◆ Records for the task
....

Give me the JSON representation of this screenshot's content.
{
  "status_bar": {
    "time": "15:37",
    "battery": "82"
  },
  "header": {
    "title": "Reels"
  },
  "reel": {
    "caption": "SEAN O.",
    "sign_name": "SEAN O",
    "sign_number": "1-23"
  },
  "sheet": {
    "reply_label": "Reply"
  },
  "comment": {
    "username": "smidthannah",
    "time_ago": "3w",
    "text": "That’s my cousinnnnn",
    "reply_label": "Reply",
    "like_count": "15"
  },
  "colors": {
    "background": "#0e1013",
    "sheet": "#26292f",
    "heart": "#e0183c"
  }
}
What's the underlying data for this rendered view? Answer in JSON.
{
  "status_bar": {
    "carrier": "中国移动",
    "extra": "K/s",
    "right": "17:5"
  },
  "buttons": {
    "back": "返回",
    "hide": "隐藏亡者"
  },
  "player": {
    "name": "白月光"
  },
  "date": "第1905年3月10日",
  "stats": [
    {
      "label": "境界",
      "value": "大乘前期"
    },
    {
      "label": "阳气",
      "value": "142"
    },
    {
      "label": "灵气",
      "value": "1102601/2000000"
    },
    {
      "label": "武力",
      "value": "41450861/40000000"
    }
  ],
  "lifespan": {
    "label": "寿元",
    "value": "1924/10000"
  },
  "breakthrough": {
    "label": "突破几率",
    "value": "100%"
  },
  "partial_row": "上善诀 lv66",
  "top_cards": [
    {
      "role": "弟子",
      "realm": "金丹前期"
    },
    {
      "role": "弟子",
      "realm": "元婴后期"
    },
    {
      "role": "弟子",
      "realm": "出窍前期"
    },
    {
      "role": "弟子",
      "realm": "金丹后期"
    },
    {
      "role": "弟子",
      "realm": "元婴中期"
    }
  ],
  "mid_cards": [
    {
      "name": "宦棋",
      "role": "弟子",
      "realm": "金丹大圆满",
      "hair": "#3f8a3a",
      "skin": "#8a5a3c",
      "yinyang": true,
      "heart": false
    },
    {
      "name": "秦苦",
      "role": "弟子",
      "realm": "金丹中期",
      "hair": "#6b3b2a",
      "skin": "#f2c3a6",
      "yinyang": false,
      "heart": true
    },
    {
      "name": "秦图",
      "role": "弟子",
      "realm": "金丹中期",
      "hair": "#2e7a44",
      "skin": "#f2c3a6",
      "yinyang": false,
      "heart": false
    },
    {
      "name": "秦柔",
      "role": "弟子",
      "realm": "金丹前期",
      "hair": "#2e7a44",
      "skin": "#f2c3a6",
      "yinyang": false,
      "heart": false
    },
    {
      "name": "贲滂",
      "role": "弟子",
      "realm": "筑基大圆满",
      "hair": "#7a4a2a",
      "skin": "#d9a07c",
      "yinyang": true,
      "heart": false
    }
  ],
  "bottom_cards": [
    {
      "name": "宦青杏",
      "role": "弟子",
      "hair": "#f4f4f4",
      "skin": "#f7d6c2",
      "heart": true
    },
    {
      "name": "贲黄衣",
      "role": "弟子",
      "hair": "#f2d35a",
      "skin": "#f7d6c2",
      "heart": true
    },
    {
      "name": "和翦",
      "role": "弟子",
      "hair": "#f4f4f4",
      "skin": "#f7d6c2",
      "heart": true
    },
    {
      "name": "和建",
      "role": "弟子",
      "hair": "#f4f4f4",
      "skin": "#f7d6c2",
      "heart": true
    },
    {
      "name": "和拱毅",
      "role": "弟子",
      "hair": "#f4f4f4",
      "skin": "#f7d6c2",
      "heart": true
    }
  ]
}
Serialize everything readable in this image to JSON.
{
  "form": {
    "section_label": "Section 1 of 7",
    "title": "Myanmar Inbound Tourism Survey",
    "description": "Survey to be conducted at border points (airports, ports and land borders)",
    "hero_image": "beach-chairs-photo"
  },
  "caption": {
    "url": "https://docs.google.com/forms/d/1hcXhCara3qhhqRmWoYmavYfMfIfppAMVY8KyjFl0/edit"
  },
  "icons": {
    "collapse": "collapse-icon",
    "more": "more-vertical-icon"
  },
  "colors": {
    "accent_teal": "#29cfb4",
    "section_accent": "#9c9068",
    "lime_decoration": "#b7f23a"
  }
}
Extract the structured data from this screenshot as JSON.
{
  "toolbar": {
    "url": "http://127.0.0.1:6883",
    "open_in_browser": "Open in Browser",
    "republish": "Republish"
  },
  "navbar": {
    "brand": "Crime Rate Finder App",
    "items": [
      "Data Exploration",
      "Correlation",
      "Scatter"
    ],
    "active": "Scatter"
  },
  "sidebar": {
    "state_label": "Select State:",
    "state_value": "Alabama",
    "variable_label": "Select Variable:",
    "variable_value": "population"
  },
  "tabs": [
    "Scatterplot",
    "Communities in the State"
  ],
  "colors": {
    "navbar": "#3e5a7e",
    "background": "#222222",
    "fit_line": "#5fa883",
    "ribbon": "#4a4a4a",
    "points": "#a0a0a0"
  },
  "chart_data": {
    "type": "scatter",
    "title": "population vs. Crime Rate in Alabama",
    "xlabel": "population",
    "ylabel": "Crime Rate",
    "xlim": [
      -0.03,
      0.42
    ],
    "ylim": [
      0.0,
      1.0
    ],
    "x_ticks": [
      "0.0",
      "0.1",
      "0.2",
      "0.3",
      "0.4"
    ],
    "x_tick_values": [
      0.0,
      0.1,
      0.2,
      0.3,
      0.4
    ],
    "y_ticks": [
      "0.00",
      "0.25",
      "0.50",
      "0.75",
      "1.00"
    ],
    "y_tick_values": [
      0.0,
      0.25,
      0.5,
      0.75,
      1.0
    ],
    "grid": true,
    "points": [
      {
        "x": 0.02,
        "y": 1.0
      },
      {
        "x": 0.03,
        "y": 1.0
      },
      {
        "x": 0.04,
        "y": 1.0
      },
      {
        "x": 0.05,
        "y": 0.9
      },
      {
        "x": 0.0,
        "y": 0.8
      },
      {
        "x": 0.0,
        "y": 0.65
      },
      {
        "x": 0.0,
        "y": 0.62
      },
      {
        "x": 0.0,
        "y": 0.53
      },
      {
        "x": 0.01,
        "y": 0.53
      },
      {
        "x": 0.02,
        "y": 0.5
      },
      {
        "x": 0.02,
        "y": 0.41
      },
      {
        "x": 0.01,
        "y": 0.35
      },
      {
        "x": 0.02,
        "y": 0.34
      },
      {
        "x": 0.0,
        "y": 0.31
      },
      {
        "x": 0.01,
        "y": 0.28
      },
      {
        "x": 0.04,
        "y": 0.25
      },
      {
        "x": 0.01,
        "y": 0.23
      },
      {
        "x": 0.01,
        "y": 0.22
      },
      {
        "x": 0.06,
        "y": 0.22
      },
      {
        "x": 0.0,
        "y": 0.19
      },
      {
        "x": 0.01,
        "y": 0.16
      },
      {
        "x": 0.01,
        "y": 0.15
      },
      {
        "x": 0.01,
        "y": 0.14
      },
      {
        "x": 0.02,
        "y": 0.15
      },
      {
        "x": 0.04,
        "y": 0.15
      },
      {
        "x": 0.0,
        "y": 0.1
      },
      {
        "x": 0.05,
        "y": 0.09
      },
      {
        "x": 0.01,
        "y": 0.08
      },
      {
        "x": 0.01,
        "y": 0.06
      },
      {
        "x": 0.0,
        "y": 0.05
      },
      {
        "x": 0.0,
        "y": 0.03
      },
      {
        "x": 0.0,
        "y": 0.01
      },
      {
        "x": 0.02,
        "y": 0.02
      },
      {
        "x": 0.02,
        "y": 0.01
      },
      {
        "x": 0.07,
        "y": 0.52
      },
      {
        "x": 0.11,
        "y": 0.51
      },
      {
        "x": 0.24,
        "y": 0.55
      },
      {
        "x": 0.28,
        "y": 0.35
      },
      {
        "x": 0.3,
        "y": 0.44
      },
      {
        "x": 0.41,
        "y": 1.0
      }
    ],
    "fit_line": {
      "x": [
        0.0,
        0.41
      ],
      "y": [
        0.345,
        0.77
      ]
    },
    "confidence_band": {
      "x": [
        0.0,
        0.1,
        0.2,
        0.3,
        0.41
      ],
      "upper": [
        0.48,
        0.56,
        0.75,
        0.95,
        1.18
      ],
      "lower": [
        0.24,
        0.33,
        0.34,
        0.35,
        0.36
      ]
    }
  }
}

....

◆ What you will do
Provide only the count of lines in the material above that hold the word "Crime".

◆ Reply to the task
3